Work to be completed
Count the lines below that include the word "Resume" and write that number alone.
-- begin Records shown --
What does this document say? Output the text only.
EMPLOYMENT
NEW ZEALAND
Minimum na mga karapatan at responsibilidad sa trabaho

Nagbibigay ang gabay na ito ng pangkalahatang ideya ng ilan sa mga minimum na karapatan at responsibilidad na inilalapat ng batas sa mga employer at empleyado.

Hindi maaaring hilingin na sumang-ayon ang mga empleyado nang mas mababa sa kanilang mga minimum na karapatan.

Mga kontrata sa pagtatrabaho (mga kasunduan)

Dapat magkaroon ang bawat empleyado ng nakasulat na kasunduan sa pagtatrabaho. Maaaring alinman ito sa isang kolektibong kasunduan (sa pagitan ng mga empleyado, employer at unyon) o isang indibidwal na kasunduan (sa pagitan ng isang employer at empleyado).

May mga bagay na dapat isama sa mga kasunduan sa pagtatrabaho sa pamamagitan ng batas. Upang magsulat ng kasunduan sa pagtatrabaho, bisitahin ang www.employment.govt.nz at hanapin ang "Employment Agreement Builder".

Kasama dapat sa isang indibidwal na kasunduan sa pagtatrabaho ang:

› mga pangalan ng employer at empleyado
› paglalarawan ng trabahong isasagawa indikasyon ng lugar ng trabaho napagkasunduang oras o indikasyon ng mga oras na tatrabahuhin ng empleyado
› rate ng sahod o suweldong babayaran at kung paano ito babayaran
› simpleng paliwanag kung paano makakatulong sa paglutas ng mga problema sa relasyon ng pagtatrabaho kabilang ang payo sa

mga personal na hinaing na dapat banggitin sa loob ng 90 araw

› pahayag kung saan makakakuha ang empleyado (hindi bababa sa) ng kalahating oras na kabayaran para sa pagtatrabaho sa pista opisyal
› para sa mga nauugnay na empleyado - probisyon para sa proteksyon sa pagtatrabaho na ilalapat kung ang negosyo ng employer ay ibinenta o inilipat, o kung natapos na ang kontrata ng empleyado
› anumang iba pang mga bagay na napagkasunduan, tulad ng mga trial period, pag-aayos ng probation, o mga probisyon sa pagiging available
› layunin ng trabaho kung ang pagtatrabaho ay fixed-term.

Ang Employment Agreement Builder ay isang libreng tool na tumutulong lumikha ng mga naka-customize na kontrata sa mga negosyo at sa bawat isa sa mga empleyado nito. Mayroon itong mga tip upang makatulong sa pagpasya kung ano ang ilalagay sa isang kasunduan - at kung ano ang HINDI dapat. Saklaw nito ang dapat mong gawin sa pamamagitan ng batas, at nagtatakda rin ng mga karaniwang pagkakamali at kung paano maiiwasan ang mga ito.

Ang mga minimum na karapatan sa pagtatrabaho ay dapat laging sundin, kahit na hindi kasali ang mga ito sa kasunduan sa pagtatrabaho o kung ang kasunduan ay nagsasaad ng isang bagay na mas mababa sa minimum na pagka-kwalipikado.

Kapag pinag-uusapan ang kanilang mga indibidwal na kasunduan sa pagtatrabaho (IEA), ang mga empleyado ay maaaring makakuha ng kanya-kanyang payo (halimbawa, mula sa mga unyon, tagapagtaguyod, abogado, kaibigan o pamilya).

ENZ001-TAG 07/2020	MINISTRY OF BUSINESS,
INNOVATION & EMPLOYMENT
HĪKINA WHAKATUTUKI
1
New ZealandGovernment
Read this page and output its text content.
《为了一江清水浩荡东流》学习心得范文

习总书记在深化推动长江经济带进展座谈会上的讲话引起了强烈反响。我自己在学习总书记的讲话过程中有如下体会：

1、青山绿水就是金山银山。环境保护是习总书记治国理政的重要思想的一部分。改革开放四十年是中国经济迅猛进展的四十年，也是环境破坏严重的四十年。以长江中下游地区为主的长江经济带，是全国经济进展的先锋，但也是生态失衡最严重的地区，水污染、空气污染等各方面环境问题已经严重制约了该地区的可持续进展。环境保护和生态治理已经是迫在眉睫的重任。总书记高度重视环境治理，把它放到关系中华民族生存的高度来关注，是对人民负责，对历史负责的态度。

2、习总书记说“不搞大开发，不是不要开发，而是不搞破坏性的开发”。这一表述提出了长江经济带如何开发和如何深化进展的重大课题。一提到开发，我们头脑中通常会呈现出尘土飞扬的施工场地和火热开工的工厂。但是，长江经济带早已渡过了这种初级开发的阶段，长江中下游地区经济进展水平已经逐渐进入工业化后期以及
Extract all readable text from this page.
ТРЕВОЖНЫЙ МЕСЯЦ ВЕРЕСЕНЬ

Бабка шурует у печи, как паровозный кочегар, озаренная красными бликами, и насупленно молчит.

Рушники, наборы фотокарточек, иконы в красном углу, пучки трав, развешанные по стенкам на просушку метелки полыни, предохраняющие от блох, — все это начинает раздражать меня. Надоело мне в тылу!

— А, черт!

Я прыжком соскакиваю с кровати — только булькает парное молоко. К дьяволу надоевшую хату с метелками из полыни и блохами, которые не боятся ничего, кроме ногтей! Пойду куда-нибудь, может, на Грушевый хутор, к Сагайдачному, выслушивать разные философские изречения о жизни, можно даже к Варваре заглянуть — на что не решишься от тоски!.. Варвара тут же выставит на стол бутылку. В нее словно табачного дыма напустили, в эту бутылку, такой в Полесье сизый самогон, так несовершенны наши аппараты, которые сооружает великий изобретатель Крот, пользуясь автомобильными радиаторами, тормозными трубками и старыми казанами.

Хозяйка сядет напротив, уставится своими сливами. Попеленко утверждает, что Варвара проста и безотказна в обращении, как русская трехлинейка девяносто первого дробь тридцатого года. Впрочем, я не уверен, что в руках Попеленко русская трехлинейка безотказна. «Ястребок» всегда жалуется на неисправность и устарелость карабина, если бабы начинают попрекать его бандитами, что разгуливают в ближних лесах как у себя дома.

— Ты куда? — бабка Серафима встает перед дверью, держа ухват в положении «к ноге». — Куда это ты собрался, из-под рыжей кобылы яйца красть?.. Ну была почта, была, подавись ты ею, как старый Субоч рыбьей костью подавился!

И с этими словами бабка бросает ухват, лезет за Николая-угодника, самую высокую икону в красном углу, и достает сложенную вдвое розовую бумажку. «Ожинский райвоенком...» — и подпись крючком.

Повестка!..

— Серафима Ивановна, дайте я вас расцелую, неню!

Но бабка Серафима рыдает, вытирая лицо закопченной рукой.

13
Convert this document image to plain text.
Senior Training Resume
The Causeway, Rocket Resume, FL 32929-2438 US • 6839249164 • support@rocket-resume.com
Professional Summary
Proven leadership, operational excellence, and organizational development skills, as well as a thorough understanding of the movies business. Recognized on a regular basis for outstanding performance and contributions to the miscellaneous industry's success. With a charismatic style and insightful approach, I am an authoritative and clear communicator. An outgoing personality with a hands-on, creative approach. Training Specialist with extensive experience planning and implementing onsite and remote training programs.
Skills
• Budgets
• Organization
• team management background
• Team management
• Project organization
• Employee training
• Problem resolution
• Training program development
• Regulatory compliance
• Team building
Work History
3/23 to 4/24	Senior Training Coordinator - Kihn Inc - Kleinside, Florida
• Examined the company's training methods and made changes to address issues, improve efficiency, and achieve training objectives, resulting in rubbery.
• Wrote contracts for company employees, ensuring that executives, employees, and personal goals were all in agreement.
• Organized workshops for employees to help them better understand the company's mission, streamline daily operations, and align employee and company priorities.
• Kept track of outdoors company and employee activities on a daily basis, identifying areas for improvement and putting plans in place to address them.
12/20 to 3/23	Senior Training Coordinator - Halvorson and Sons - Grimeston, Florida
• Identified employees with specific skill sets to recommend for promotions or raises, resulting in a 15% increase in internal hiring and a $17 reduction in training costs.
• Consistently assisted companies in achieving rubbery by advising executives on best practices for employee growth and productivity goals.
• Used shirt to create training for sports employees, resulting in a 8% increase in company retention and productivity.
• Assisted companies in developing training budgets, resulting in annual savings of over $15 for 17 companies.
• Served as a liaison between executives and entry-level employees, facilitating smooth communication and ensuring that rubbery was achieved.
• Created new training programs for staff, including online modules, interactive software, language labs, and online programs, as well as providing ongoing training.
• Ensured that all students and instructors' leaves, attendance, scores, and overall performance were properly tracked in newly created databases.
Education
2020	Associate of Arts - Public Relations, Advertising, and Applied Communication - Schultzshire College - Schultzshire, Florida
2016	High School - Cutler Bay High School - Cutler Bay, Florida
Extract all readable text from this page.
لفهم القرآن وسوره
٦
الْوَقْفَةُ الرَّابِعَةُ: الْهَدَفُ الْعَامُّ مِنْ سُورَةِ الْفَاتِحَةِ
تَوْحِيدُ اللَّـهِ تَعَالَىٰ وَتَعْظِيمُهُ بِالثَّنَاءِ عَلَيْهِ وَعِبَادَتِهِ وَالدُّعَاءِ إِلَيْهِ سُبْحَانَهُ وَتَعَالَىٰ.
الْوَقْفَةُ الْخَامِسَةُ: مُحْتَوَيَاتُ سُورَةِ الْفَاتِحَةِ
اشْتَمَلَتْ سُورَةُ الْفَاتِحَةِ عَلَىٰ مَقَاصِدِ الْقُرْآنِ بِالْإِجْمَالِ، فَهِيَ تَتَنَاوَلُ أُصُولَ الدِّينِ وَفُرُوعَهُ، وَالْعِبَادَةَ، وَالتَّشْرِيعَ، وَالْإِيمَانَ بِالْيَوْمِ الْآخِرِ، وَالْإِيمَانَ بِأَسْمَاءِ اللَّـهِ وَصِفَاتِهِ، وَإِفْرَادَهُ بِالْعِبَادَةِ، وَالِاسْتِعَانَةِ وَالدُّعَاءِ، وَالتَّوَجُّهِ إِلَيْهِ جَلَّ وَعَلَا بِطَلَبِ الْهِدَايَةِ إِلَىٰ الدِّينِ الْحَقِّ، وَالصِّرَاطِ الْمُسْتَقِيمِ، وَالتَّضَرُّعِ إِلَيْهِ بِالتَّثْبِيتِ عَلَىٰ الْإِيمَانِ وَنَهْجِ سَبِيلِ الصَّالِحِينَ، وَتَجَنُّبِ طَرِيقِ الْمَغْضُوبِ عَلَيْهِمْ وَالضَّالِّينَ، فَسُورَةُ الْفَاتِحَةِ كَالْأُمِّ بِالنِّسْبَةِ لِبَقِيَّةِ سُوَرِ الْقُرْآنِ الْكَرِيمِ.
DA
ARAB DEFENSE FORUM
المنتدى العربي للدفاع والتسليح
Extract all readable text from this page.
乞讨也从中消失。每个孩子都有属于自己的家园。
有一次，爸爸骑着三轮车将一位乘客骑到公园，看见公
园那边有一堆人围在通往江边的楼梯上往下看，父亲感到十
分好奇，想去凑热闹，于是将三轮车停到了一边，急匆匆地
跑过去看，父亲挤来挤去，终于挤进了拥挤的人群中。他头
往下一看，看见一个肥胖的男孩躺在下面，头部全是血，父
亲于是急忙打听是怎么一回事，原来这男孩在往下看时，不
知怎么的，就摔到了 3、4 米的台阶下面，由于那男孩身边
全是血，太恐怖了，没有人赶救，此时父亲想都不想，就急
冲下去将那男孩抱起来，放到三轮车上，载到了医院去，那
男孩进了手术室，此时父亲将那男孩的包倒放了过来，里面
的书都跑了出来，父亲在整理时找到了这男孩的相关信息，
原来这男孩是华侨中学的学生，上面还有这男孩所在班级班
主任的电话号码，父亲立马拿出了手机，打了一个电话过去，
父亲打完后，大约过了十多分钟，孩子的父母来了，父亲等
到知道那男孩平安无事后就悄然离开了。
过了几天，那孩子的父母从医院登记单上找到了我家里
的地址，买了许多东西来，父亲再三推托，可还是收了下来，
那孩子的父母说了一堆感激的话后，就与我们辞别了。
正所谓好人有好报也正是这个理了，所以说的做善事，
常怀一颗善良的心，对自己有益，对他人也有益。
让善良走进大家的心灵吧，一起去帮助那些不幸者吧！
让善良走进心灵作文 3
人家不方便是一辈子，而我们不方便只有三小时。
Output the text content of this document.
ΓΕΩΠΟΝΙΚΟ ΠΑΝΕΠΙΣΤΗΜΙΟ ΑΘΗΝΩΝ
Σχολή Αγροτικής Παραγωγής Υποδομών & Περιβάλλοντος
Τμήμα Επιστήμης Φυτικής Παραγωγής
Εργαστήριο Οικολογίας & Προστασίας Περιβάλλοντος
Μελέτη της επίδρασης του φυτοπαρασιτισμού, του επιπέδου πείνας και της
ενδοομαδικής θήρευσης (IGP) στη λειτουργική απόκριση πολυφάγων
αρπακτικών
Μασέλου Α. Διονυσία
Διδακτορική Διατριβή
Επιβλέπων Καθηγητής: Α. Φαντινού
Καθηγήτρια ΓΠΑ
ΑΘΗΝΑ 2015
-- end Records shown --
Exercise answer
2